[begin Record set]
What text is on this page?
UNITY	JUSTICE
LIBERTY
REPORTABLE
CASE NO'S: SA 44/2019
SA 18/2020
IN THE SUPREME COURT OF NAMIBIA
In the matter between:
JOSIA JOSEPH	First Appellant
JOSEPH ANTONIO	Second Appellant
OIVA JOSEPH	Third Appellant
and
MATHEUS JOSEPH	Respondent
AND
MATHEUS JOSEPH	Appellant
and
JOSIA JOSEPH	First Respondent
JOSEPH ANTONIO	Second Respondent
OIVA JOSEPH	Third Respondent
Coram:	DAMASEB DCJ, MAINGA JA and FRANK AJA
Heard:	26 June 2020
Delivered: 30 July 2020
[end Record set]
=== Aim of the exercise ===
Without omitting anything, output the entries exactly.

=== Final result ===
What text is on this page?
UNITY	JUSTICE
LIBERTY
REPORTABLE
CASE NO'S: SA 44/2019
SA 18/2020
IN THE SUPREME COURT OF NAMIBIA
In the matter between:
JOSIA JOSEPH	First Appellant
JOSEPH ANTONIO	Second Appellant
OIVA JOSEPH	Third Appellant
and
MATHEUS JOSEPH	Respondent
AND
MATHEUS JOSEPH	Appellant
and
JOSIA JOSEPH	First Respondent
JOSEPH ANTONIO	Second Respondent
OIVA JOSEPH	Third Respondent
Coram:	DAMASEB DCJ, MAINGA JA and FRANK AJA
Heard:	26 June 2020
Delivered: 30 July 2020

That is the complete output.